_TASK DESCRIPTION:_ From the entries that follow, pick out all lines holding "this".

_EXERCISE INPUT:_

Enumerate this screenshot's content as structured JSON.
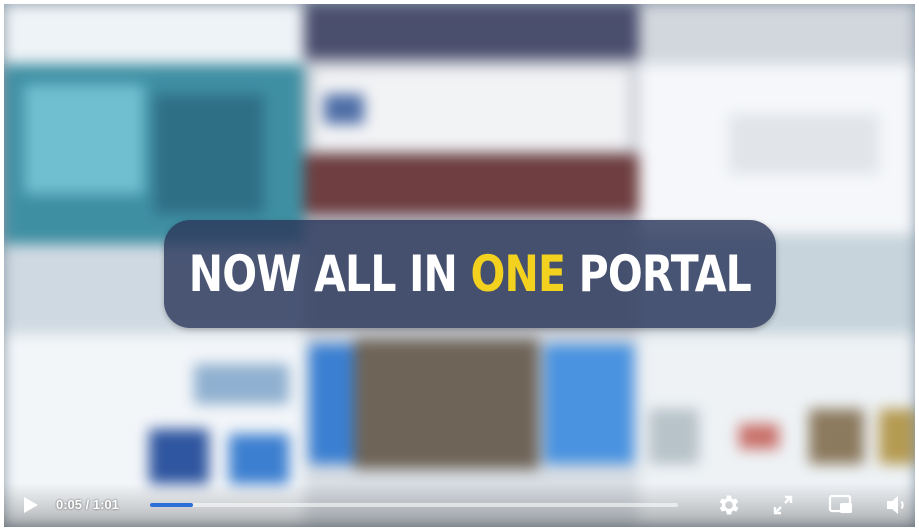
{
  "overlay": {
    "title_part1": "NOW ALL IN ",
    "title_highlight": "ONE",
    "title_part2": " PORTAL",
    "highlight_color": "#f2d21e"
  },
  "controls": {
    "time_display": "0:05 / 1:01",
    "progress": 0.082,
    "icons": {
      "play": "play-icon",
      "settings": "gear-icon",
      "fullscreen": "fullscreen-icon",
      "pip": "picture-in-picture-icon",
      "volume": "volume-icon"
    },
    "progress_color": "#2d6fd8"
  }
}
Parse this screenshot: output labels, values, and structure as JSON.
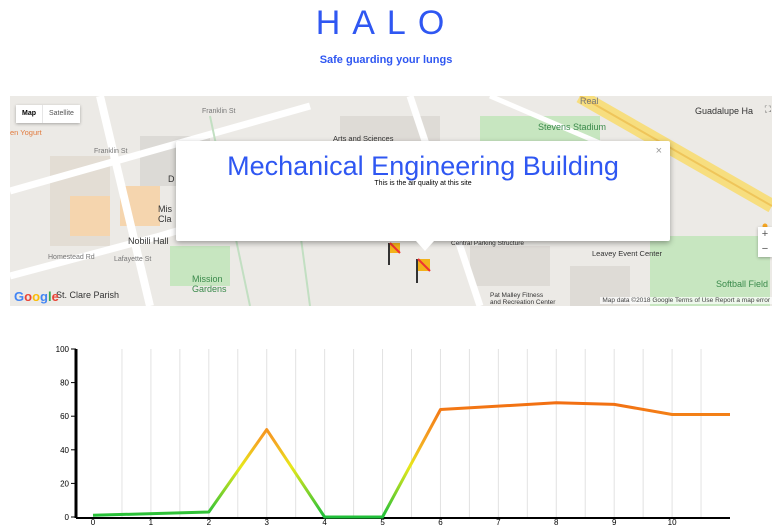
{
  "header": {
    "title": "HALO",
    "tagline": "Safe guarding your lungs"
  },
  "map": {
    "map_type_map": "Map",
    "map_type_satellite": "Satellite",
    "labels": {
      "franklin_st_1": "Franklin St",
      "franklin_st_2": "Franklin St",
      "yogurt": "en Yogurt",
      "arts_sciences": "Arts and Sciences",
      "stevens_stadium": "Stevens Stadium",
      "guadalupe": "Guadalupe Ha",
      "real": "Real",
      "homestead": "Homestead Rd",
      "nobili": "Nobili Hall",
      "lafayette": "Lafayette St",
      "mission_gardens": "Mission\nGardens",
      "central_parking": "Central Parking Structure",
      "leavey": "Leavey Event Center",
      "softball": "Softball Field",
      "malley": "Pat Malley Fitness\nand Recreation Center",
      "st_clare": "St. Clare Parish",
      "mis_cla": "Mis\nCla",
      "d_label": "D"
    },
    "popup": {
      "title": "Mechanical Engineering Building",
      "subtitle": "This is the air quality at this site",
      "close": "×"
    },
    "zoom_in": "+",
    "zoom_out": "−",
    "google_logo": "Google",
    "attribution": "Map data ©2018 Google  Terms of Use  Report a map error",
    "colors": {
      "accent": "#2f57f2",
      "park": "#c7e6c0",
      "road": "#ffffff",
      "highway": "#f7de7f"
    }
  },
  "chart_data": {
    "type": "line",
    "x": [
      0,
      2,
      3,
      4,
      5,
      6,
      8,
      9,
      10,
      11
    ],
    "y": [
      1,
      3,
      52,
      0,
      0,
      64,
      68,
      67,
      61,
      61
    ],
    "xticks": [
      0,
      1,
      2,
      3,
      4,
      5,
      6,
      7,
      8,
      9,
      10
    ],
    "yticks": [
      0,
      20,
      40,
      60,
      80,
      100
    ],
    "xlim": [
      0,
      11
    ],
    "ylim": [
      0,
      100
    ],
    "grid": "vertical",
    "colors": {
      "low": "#1fbf3a",
      "mid": "#e8e81a",
      "high": "#f26a10"
    }
  }
}
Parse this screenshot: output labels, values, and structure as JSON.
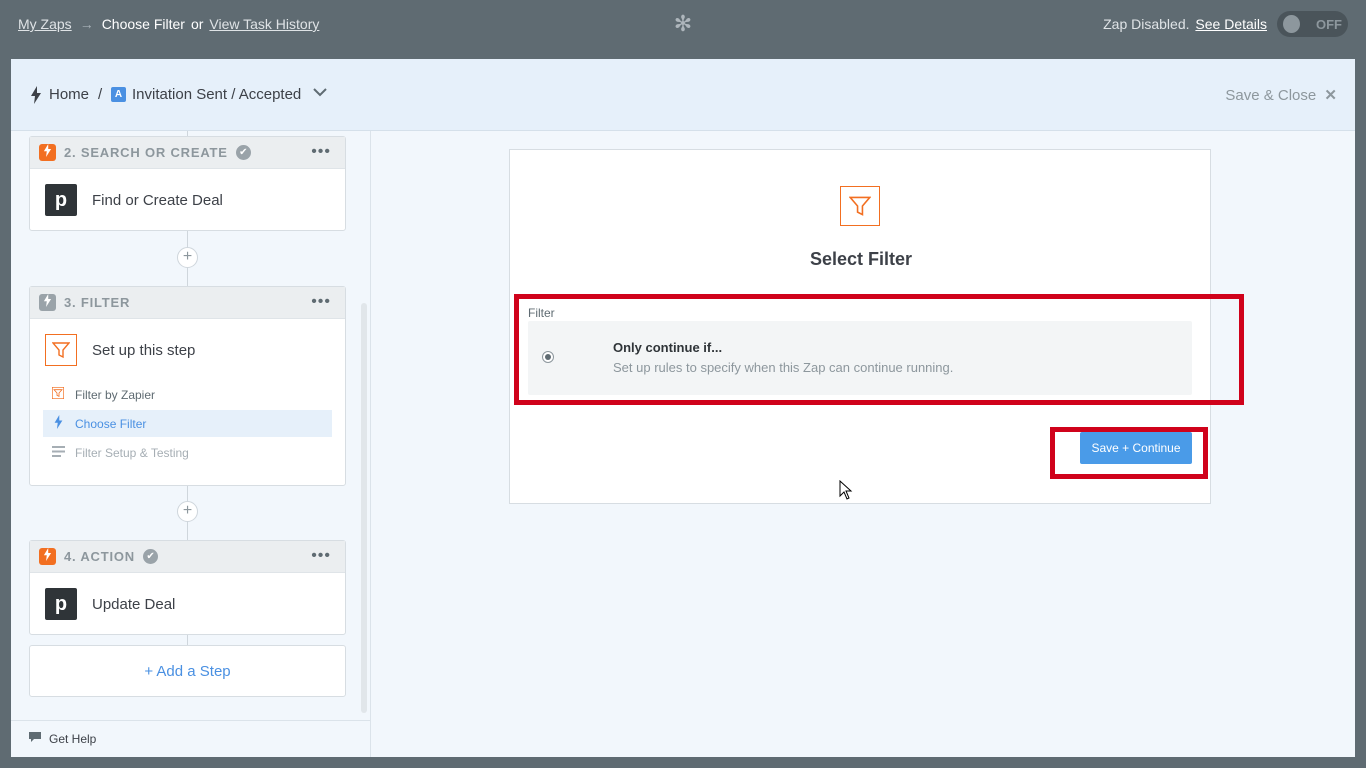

_RESPONSE:_
Enumerate this screenshot's content as structured JSON.
Parse this screenshot: output labels, values, and structure as JSON.
      "subtitle": "This is the air quality at this site",
Parse this screenshot: output labels, values, and structure as JSON.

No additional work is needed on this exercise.